» WRITTEN TASK: Below are some records; reproduce every one of them exactly.

» Recorded data:
━━━
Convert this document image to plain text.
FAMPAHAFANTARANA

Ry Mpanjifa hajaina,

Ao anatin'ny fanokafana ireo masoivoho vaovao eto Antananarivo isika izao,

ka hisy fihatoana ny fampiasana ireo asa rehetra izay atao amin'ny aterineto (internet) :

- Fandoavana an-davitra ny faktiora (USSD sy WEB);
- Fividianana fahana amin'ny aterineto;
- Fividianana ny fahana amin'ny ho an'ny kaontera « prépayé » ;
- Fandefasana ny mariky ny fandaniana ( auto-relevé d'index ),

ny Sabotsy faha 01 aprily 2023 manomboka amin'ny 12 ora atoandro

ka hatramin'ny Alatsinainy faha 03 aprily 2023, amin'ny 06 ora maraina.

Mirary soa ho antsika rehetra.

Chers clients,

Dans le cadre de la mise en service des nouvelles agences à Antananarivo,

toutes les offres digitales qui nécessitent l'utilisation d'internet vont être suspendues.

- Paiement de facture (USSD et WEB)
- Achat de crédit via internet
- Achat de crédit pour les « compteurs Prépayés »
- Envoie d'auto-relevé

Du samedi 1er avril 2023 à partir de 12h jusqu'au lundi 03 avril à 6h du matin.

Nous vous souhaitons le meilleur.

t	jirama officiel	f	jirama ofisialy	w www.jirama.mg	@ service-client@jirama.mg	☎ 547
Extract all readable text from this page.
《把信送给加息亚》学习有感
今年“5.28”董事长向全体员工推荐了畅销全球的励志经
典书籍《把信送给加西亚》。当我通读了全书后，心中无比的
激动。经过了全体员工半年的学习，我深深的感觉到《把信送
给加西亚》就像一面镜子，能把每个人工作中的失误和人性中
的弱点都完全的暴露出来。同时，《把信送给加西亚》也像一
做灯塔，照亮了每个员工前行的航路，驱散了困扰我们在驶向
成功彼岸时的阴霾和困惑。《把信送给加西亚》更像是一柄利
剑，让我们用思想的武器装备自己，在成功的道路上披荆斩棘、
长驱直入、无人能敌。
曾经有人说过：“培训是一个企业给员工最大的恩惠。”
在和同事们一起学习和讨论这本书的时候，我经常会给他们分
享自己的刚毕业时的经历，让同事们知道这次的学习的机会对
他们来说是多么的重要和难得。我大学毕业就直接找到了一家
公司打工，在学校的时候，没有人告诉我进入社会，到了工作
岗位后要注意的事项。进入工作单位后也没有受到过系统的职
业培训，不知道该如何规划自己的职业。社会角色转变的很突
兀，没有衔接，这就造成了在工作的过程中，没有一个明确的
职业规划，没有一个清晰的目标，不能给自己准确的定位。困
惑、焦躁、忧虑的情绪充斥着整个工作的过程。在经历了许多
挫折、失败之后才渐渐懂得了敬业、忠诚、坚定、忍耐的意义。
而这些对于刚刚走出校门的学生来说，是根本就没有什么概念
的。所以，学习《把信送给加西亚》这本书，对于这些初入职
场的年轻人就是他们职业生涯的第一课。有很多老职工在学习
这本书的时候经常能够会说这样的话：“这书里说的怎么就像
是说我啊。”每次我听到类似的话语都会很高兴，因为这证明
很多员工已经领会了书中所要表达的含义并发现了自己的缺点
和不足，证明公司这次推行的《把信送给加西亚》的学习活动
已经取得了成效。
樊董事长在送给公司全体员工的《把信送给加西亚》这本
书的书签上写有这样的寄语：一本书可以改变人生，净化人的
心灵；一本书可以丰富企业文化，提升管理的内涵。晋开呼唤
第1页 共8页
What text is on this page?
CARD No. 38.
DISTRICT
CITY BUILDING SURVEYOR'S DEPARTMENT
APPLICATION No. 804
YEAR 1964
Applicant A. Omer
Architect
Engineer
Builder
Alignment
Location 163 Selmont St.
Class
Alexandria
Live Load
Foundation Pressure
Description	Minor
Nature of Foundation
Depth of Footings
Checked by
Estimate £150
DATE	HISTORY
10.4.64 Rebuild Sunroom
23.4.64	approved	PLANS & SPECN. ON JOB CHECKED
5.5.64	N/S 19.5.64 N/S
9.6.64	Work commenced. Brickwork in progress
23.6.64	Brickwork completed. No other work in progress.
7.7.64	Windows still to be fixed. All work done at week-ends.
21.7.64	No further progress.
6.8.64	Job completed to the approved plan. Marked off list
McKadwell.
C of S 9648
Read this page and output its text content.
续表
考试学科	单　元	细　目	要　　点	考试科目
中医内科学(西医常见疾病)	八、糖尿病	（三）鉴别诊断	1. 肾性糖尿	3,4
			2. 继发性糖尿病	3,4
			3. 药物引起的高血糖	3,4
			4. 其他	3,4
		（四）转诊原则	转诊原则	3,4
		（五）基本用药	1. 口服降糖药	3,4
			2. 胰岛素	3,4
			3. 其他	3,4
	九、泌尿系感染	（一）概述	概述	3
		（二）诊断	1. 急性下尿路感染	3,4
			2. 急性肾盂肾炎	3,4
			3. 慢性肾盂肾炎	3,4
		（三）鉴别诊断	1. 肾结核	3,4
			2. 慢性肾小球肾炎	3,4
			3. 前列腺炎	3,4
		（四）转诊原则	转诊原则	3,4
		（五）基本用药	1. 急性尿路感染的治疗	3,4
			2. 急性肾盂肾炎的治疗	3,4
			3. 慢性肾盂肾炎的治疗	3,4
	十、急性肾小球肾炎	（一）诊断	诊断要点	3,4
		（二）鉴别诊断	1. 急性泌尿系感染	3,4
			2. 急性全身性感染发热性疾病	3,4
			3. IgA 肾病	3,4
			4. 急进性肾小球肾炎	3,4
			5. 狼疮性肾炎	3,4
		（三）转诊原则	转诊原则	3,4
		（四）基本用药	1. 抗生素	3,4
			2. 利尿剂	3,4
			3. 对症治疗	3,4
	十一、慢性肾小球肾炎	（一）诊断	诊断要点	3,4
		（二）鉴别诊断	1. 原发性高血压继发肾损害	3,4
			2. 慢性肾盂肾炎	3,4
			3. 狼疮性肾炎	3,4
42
━━━
» REPLY TO THE EXERCISE:
Convert this document image to plain text.
FAMPAHAFANTARANA

Ry Mpanjifa hajaina,

Ao anatin'ny fanokafana ireo masoivoho vaovao eto Antananarivo isika izao,

ka hisy fihatoana ny fampiasana ireo asa rehetra izay atao amin'ny aterineto (internet) :

- Fandoavana an-davitra ny faktiora (USSD sy WEB);
- Fividianana fahana amin'ny aterineto;
- Fividianana ny fahana amin'ny ho an'ny kaontera « prépayé » ;
- Fandefasana ny mariky ny fandaniana ( auto-relevé d'index ),

ny Sabotsy faha 01 aprily 2023 manomboka amin'ny 12 ora atoandro

ka hatramin'ny Alatsinainy faha 03 aprily 2023, amin'ny 06 ora maraina.

Mirary soa ho antsika rehetra.

Chers clients,

Dans le cadre de la mise en service des nouvelles agences à Antananarivo,

toutes les offres digitales qui nécessitent l'utilisation d'internet vont être suspendues.

- Paiement de facture (USSD et WEB)
- Achat de crédit via internet
- Achat de crédit pour les « compteurs Prépayés »
- Envoie d'auto-relevé

Du samedi 1er avril 2023 à partir de 12h jusqu'au lundi 03 avril à 6h du matin.

Nous vous souhaitons le meilleur.

t	jirama officiel	f	jirama ofisialy	w www.jirama.mg	@ service-client@jirama.mg	☎ 547
Extract all readable text from this page.
《把信送给加息亚》学习有感
今年“5.28”董事长向全体员工推荐了畅销全球的励志经
典书籍《把信送给加西亚》。当我通读了全书后，心中无比的
激动。经过了全体员工半年的学习，我深深的感觉到《把信送
给加西亚》就像一面镜子，能把每个人工作中的失误和人性中
的弱点都完全的暴露出来。同时，《把信送给加西亚》也像一
做灯塔，照亮了每个员工前行的航路，驱散了困扰我们在驶向
成功彼岸时的阴霾和困惑。《把信送给加西亚》更像是一柄利
剑，让我们用思想的武器装备自己，在成功的道路上披荆斩棘、
长驱直入、无人能敌。
曾经有人说过：“培训是一个企业给员工最大的恩惠。”
在和同事们一起学习和讨论这本书的时候，我经常会给他们分
享自己的刚毕业时的经历，让同事们知道这次的学习的机会对
他们来说是多么的重要和难得。我大学毕业就直接找到了一家
公司打工，在学校的时候，没有人告诉我进入社会，到了工作
岗位后要注意的事项。进入工作单位后也没有受到过系统的职
业培训，不知道该如何规划自己的职业。社会角色转变的很突
兀，没有衔接，这就造成了在工作的过程中，没有一个明确的
职业规划，没有一个清晰的目标，不能给自己准确的定位。困
惑、焦躁、忧虑的情绪充斥着整个工作的过程。在经历了许多
挫折、失败之后才渐渐懂得了敬业、忠诚、坚定、忍耐的意义。
而这些对于刚刚走出校门的学生来说，是根本就没有什么概念
的。所以，学习《把信送给加西亚》这本书，对于这些初入职
场的年轻人就是他们职业生涯的第一课。有很多老职工在学习
这本书的时候经常能够会说这样的话：“这书里说的怎么就像
是说我啊。”每次我听到类似的话语都会很高兴，因为这证明
很多员工已经领会了书中所要表达的含义并发现了自己的缺点
和不足，证明公司这次推行的《把信送给加西亚》的学习活动
已经取得了成效。
樊董事长在送给公司全体员工的《把信送给加西亚》这本
书的书签上写有这样的寄语：一本书可以改变人生，净化人的
心灵；一本书可以丰富企业文化，提升管理的内涵。晋开呼唤
第1页 共8页
What text is on this page?
CARD No. 38.
DISTRICT
CITY BUILDING SURVEYOR'S DEPARTMENT
APPLICATION No. 804
YEAR 1964
Applicant A. Omer
Architect
Engineer
Builder
Alignment
Location 163 Selmont St.
Class
Alexandria
Live Load
Foundation Pressure
Description	Minor
Nature of Foundation
Depth of Footings
Checked by
Estimate £150
DATE	HISTORY
10.4.64 Rebuild Sunroom
23.4.64	approved	PLANS & SPECN. ON JOB CHECKED
5.5.64	N/S 19.5.64 N/S
9.6.64	Work commenced. Brickwork in progress
23.6.64	Brickwork completed. No other work in progress.
7.7.64	Windows still to be fixed. All work done at week-ends.
21.7.64	No further progress.
6.8.64	Job completed to the approved plan. Marked off list
McKadwell.
C of S 9648
Read this page and output its text content.
续表
考试学科	单　元	细　目	要　　点	考试科目
中医内科学(西医常见疾病)	八、糖尿病	（三）鉴别诊断	1. 肾性糖尿	3,4
			2. 继发性糖尿病	3,4
			3. 药物引起的高血糖	3,4
			4. 其他	3,4
		（四）转诊原则	转诊原则	3,4
		（五）基本用药	1. 口服降糖药	3,4
			2. 胰岛素	3,4
			3. 其他	3,4
	九、泌尿系感染	（一）概述	概述	3
		（二）诊断	1. 急性下尿路感染	3,4
			2. 急性肾盂肾炎	3,4
			3. 慢性肾盂肾炎	3,4
		（三）鉴别诊断	1. 肾结核	3,4
			2. 慢性肾小球肾炎	3,4
			3. 前列腺炎	3,4
		（四）转诊原则	转诊原则	3,4
		（五）基本用药	1. 急性尿路感染的治疗	3,4
			2. 急性肾盂肾炎的治疗	3,4
			3. 慢性肾盂肾炎的治疗	3,4
	十、急性肾小球肾炎	（一）诊断	诊断要点	3,4
		（二）鉴别诊断	1. 急性泌尿系感染	3,4
			2. 急性全身性感染发热性疾病	3,4
			3. IgA 肾病	3,4
			4. 急进性肾小球肾炎	3,4
			5. 狼疮性肾炎	3,4
		（三）转诊原则	转诊原则	3,4
		（四）基本用药	1. 抗生素	3,4
			2. 利尿剂	3,4
			3. 对症治疗	3,4
	十一、慢性肾小球肾炎	（一）诊断	诊断要点	3,4
		（二）鉴别诊断	1. 原发性高血压继发肾损害	3,4
			2. 慢性肾盂肾炎	3,4
			3. 狼疮性肾炎	3,4
42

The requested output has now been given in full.